MATERIALS PROVIDED
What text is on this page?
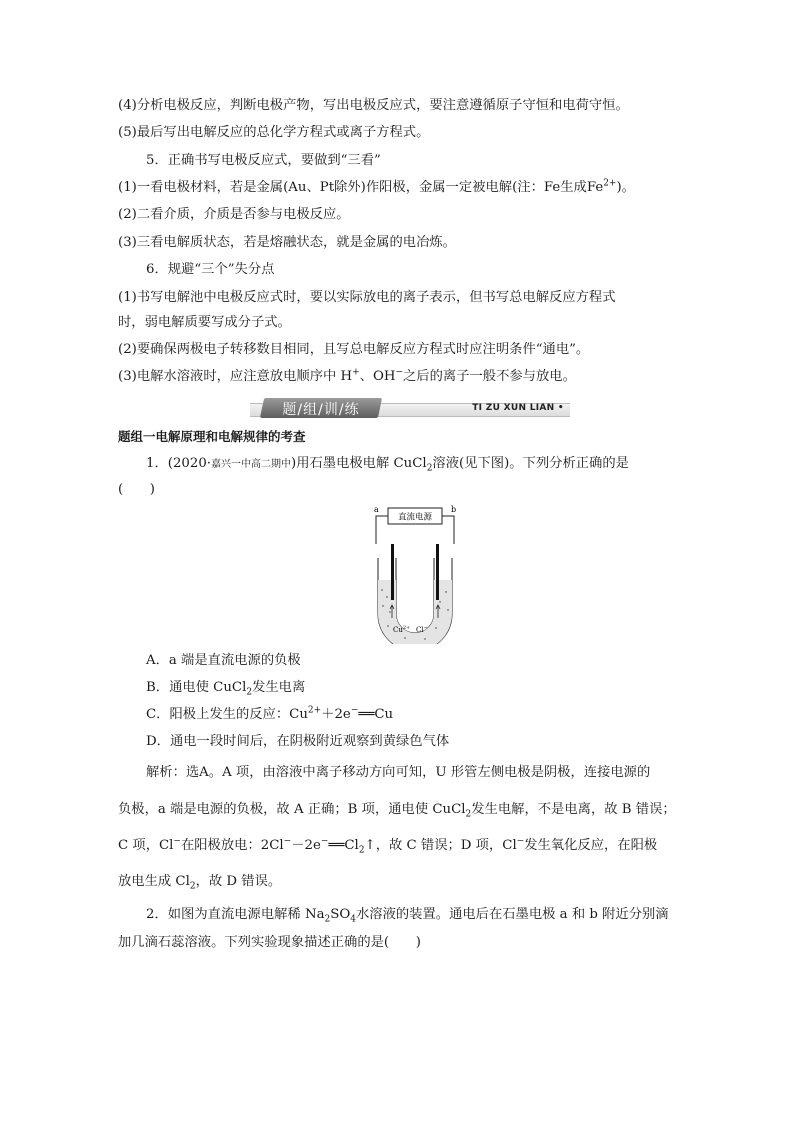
(4)分析电极反应，判断电极产物，写出电极反应式，要注意遵循原子守恒和电荷守恒。
(5)最后写出电解反应的总化学方程式或离子方程式。
5．正确书写电极反应式，要做到“三看”
(1)一看电极材料，若是金属(Au、Pt除外)作阳极，金属一定被电解(注：Fe生成$Fe^{2+}$)。
(2)二看介质，介质是否参与电极反应。
(3)三看电解质状态，若是熔融状态，就是金属的电冶炼。
6．规避“三个”失分点
(1)书写电解池中电极反应式时，要以实际放电的离子表示，但书写总电解反应方程式
时，弱电解质要写成分子式。
(2)要确保两极电子转移数目相同，且写总电解反应方程式时应注明条件“通电”。
(3)电解水溶液时，应注意放电顺序中 H+、OH−之后的离子一般不参与放电。
题/组/训/练	TI ZU XUN LIAN •
题组一电解原理和电解规律的考查
1．(2020·嘉兴一中高二期中)用石墨电极电解 CuCl$_2$溶液(见下图)。下列分析正确的是
(　　)
a	b
直流电源
$Cu^{2+}$ Cl−
A．a 端是直流电源的负极
B．通电使 CuCl$_2$发生电离
C．阳极上发生的反应：$Cu^{2+}+2e^-══Cu$
D．通电一段时间后，在阴极附近观察到黄绿色气体
解析：选A。A 项，由溶液中离子移动方向可知，U 形管左侧电极是阴极，连接电源的
负极，a 端是电源的负极，故 A 正确；B 项，通电使 CuCl$_2$发生电解，不是电离，故 B 错误；
C 项，Cl−在阳极放电：$2Cl^--2e^-══Cl_2↑$，故 C 错误；D 项，Cl−发生氧化反应，在阳极
放电生成 $Cl_2$，故 D 错误。
2．如图为直流电源电解稀 $Na_2SO_4$水溶液的装置。通电后在石墨电极 a 和 b 附近分别滴
加几滴石蕊溶液。下列实验现象描述正确的是(　　)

GOAL
Quote the material word for word, dropping any images it holds.

CORRECT OUTPUT
What text is on this page?
(4)分析电极反应，判断电极产物，写出电极反应式，要注意遵循原子守恒和电荷守恒。
(5)最后写出电解反应的总化学方程式或离子方程式。
5．正确书写电极反应式，要做到“三看”
(1)一看电极材料，若是金属(Au、Pt除外)作阳极，金属一定被电解(注：Fe生成$Fe^{2+}$)。
(2)二看介质，介质是否参与电极反应。
(3)三看电解质状态，若是熔融状态，就是金属的电冶炼。
6．规避“三个”失分点
(1)书写电解池中电极反应式时，要以实际放电的离子表示，但书写总电解反应方程式
时，弱电解质要写成分子式。
(2)要确保两极电子转移数目相同，且写总电解反应方程式时应注明条件“通电”。
(3)电解水溶液时，应注意放电顺序中 H+、OH−之后的离子一般不参与放电。
题/组/训/练	TI ZU XUN LIAN •
题组一电解原理和电解规律的考查
1．(2020·嘉兴一中高二期中)用石墨电极电解 CuCl$_2$溶液(见下图)。下列分析正确的是
(　　)
a	b
直流电源
$Cu^{2+}$ Cl−
A．a 端是直流电源的负极
B．通电使 CuCl$_2$发生电离
C．阳极上发生的反应：$Cu^{2+}+2e^-══Cu$
D．通电一段时间后，在阴极附近观察到黄绿色气体
解析：选A。A 项，由溶液中离子移动方向可知，U 形管左侧电极是阴极，连接电源的
负极，a 端是电源的负极，故 A 正确；B 项，通电使 CuCl$_2$发生电解，不是电离，故 B 错误；
C 项，Cl−在阳极放电：$2Cl^--2e^-══Cl_2↑$，故 C 错误；D 项，Cl−发生氧化反应，在阳极
放电生成 $Cl_2$，故 D 错误。
2．如图为直流电源电解稀 $Na_2SO_4$水溶液的装置。通电后在石墨电极 a 和 b 附近分别滴
加几滴石蕊溶液。下列实验现象描述正确的是(　　)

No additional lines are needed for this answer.